## Begin

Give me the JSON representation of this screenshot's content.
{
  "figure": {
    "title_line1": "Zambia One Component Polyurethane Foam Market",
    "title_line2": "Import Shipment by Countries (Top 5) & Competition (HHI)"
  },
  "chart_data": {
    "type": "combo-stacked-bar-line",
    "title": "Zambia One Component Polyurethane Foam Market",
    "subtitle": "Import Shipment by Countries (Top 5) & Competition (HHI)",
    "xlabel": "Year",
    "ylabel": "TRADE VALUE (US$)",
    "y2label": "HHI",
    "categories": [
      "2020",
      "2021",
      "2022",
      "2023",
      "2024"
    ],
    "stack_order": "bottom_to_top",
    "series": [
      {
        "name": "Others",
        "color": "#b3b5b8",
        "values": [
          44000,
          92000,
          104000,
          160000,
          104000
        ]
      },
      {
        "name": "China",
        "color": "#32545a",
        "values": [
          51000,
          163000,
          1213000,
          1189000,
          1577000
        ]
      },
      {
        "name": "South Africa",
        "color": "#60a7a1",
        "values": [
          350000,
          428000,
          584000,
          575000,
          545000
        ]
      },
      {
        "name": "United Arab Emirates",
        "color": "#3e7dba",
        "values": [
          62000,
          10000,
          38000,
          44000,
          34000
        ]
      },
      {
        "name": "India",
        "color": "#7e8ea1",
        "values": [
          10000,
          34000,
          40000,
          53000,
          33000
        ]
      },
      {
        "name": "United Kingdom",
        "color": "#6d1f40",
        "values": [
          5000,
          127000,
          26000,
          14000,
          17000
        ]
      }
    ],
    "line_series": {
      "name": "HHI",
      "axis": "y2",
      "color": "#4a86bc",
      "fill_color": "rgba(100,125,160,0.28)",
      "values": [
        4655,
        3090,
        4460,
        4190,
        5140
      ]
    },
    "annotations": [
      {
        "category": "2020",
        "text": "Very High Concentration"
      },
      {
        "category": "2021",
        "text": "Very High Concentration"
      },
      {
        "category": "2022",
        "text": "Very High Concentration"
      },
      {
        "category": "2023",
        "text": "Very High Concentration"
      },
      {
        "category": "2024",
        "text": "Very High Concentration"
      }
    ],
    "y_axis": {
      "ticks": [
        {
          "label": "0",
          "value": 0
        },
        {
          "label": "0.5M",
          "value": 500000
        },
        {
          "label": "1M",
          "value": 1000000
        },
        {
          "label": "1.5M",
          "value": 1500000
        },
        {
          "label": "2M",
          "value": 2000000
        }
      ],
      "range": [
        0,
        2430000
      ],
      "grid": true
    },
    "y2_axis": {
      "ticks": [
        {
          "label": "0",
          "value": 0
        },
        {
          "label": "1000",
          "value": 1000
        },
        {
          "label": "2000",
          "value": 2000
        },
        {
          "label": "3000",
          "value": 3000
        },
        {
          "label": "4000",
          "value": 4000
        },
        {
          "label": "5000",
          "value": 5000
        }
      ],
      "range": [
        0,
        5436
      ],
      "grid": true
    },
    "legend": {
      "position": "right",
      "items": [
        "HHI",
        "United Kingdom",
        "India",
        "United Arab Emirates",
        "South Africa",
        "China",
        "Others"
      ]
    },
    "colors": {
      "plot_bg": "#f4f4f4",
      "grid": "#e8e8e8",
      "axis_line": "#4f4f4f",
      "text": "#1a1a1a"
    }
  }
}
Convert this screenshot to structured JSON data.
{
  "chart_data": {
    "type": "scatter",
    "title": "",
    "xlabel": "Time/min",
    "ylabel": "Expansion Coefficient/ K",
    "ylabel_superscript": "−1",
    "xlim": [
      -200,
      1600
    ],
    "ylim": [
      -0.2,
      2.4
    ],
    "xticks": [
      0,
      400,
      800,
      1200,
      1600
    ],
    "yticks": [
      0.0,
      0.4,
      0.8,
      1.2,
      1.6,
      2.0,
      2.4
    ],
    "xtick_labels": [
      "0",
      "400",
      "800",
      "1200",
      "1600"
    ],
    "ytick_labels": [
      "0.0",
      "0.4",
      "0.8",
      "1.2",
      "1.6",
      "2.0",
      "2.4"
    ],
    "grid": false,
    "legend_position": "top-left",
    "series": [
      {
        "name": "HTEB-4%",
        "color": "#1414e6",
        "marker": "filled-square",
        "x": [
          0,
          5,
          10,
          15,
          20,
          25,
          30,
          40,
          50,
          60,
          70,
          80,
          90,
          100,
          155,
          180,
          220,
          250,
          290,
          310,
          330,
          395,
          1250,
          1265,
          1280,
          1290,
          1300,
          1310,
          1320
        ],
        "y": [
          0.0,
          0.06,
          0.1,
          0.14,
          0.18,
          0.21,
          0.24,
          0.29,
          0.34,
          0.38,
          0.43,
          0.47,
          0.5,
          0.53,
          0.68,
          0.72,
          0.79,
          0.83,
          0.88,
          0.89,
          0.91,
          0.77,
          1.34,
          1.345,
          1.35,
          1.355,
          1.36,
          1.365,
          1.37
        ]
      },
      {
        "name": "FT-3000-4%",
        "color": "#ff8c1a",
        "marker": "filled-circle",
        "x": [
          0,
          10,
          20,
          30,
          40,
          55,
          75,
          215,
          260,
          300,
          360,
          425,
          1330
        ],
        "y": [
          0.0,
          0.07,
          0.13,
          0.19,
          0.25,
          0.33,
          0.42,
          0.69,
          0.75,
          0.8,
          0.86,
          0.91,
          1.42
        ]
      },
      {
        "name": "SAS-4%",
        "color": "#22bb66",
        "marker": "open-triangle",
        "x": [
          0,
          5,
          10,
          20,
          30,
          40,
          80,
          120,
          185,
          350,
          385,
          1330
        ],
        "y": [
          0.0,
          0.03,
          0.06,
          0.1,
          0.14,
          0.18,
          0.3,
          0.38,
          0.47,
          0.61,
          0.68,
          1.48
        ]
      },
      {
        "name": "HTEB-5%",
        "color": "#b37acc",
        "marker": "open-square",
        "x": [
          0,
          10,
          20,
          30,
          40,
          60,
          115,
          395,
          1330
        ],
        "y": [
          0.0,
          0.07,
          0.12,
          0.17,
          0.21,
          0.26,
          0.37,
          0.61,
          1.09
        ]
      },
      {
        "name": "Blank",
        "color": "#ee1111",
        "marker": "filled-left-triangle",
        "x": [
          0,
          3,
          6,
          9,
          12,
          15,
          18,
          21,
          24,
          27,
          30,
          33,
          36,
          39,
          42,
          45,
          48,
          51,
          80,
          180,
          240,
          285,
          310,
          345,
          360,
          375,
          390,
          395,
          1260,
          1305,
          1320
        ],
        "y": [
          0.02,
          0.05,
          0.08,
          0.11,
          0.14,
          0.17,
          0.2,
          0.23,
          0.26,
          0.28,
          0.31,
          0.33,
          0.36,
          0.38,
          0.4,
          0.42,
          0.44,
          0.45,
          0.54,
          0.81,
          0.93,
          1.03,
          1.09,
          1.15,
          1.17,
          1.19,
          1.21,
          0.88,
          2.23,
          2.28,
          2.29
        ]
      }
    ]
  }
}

## End

» Goal of the exercise
Exact output of every entry is required.

» Response for this exercise
Give me the JSON representation of this screenshot's content.
{
  "figure": {
    "title_line1": "Zambia One Component Polyurethane Foam Market",
    "title_line2": "Import Shipment by Countries (Top 5) & Competition (HHI)"
  },
  "chart_data": {
    "type": "combo-stacked-bar-line",
    "title": "Zambia One Component Polyurethane Foam Market",
    "subtitle": "Import Shipment by Countries (Top 5) & Competition (HHI)",
    "xlabel": "Year",
    "ylabel": "TRADE VALUE (US$)",
    "y2label": "HHI",
    "categories": [
      "2020",
      "2021",
      "2022",
      "2023",
      "2024"
    ],
    "stack_order": "bottom_to_top",
    "series": [
      {
        "name": "Others",
        "color": "#b3b5b8",
        "values": [
          44000,
          92000,
          104000,
          160000,
          104000
        ]
      },
      {
        "name": "China",
        "color": "#32545a",
        "values": [
          51000,
          163000,
          1213000,
          1189000,
          1577000
        ]
      },
      {
        "name": "South Africa",
        "color": "#60a7a1",
        "values": [
          350000,
          428000,
          584000,
          575000,
          545000
        ]
      },
      {
        "name": "United Arab Emirates",
        "color": "#3e7dba",
        "values": [
          62000,
          10000,
          38000,
          44000,
          34000
        ]
      },
      {
        "name": "India",
        "color": "#7e8ea1",
        "values": [
          10000,
          34000,
          40000,
          53000,
          33000
        ]
      },
      {
        "name": "United Kingdom",
        "color": "#6d1f40",
        "values": [
          5000,
          127000,
          26000,
          14000,
          17000
        ]
      }
    ],
    "line_series": {
      "name": "HHI",
      "axis": "y2",
      "color": "#4a86bc",
      "fill_color": "rgba(100,125,160,0.28)",
      "values": [
        4655,
        3090,
        4460,
        4190,
        5140
      ]
    },
    "annotations": [
      {
        "category": "2020",
        "text": "Very High Concentration"
      },
      {
        "category": "2021",
        "text": "Very High Concentration"
      },
      {
        "category": "2022",
        "text": "Very High Concentration"
      },
      {
        "category": "2023",
        "text": "Very High Concentration"
      },
      {
        "category": "2024",
        "text": "Very High Concentration"
      }
    ],
    "y_axis": {
      "ticks": [
        {
          "label": "0",
          "value": 0
        },
        {
          "label": "0.5M",
          "value": 500000
        },
        {
          "label": "1M",
          "value": 1000000
        },
        {
          "label": "1.5M",
          "value": 1500000
        },
        {
          "label": "2M",
          "value": 2000000
        }
      ],
      "range": [
        0,
        2430000
      ],
      "grid": true
    },
    "y2_axis": {
      "ticks": [
        {
          "label": "0",
          "value": 0
        },
        {
          "label": "1000",
          "value": 1000
        },
        {
          "label": "2000",
          "value": 2000
        },
        {
          "label": "3000",
          "value": 3000
        },
        {
          "label": "4000",
          "value": 4000
        },
        {
          "label": "5000",
          "value": 5000
        }
      ],
      "range": [
        0,
        5436
      ],
      "grid": true
    },
    "legend": {
      "position": "right",
      "items": [
        "HHI",
        "United Kingdom",
        "India",
        "United Arab Emirates",
        "South Africa",
        "China",
        "Others"
      ]
    },
    "colors": {
      "plot_bg": "#f4f4f4",
      "grid": "#e8e8e8",
      "axis_line": "#4f4f4f",
      "text": "#1a1a1a"
    }
  }
}
Convert this screenshot to structured JSON data.
{
  "chart_data": {
    "type": "scatter",
    "title": "",
    "xlabel": "Time/min",
    "ylabel": "Expansion Coefficient/ K",
    "ylabel_superscript": "−1",
    "xlim": [
      -200,
      1600
    ],
    "ylim": [
      -0.2,
      2.4
    ],
    "xticks": [
      0,
      400,
      800,
      1200,
      1600
    ],
    "yticks": [
      0.0,
      0.4,
      0.8,
      1.2,
      1.6,
      2.0,
      2.4
    ],
    "xtick_labels": [
      "0",
      "400",
      "800",
      "1200",
      "1600"
    ],
    "ytick_labels": [
      "0.0",
      "0.4",
      "0.8",
      "1.2",
      "1.6",
      "2.0",
      "2.4"
    ],
    "grid": false,
    "legend_position": "top-left",
    "series": [
      {
        "name": "HTEB-4%",
        "color": "#1414e6",
        "marker": "filled-square",
        "x": [
          0,
          5,
          10,
          15,
          20,
          25,
          30,
          40,
          50,
          60,
          70,
          80,
          90,
          100,
          155,
          180,
          220,
          250,
          290,
          310,
          330,
          395,
          1250,
          1265,
          1280,
          1290,
          1300,
          1310,
          1320
        ],
        "y": [
          0.0,
          0.06,
          0.1,
          0.14,
          0.18,
          0.21,
          0.24,
          0.29,
          0.34,
          0.38,
          0.43,
          0.47,
          0.5,
          0.53,
          0.68,
          0.72,
          0.79,
          0.83,
          0.88,
          0.89,
          0.91,
          0.77,
          1.34,
          1.345,
          1.35,
          1.355,
          1.36,
          1.365,
          1.37
        ]
      },
      {
        "name": "FT-3000-4%",
        "color": "#ff8c1a",
        "marker": "filled-circle",
        "x": [
          0,
          10,
          20,
          30,
          40,
          55,
          75,
          215,
          260,
          300,
          360,
          425,
          1330
        ],
        "y": [
          0.0,
          0.07,
          0.13,
          0.19,
          0.25,
          0.33,
          0.42,
          0.69,
          0.75,
          0.8,
          0.86,
          0.91,
          1.42
        ]
      },
      {
        "name": "SAS-4%",
        "color": "#22bb66",
        "marker": "open-triangle",
        "x": [
          0,
          5,
          10,
          20,
          30,
          40,
          80,
          120,
          185,
          350,
          385,
          1330
        ],
        "y": [
          0.0,
          0.03,
          0.06,
          0.1,
          0.14,
          0.18,
          0.3,
          0.38,
          0.47,
          0.61,
          0.68,
          1.48
        ]
      },
      {
        "name": "HTEB-5%",
        "color": "#b37acc",
        "marker": "open-square",
        "x": [
          0,
          10,
          20,
          30,
          40,
          60,
          115,
          395,
          1330
        ],
        "y": [
          0.0,
          0.07,
          0.12,
          0.17,
          0.21,
          0.26,
          0.37,
          0.61,
          1.09
        ]
      },
      {
        "name": "Blank",
        "color": "#ee1111",
        "marker": "filled-left-triangle",
        "x": [
          0,
          3,
          6,
          9,
          12,
          15,
          18,
          21,
          24,
          27,
          30,
          33,
          36,
          39,
          42,
          45,
          48,
          51,
          80,
          180,
          240,
          285,
          310,
          345,
          360,
          375,
          390,
          395,
          1260,
          1305,
          1320
        ],
        "y": [
          0.02,
          0.05,
          0.08,
          0.11,
          0.14,
          0.17,
          0.2,
          0.23,
          0.26,
          0.28,
          0.31,
          0.33,
          0.36,
          0.38,
          0.4,
          0.42,
          0.44,
          0.45,
          0.54,
          0.81,
          0.93,
          1.03,
          1.09,
          1.15,
          1.17,
          1.19,
          1.21,
          0.88,
          2.23,
          2.28,
          2.29
        ]
      }
    ]
  }
}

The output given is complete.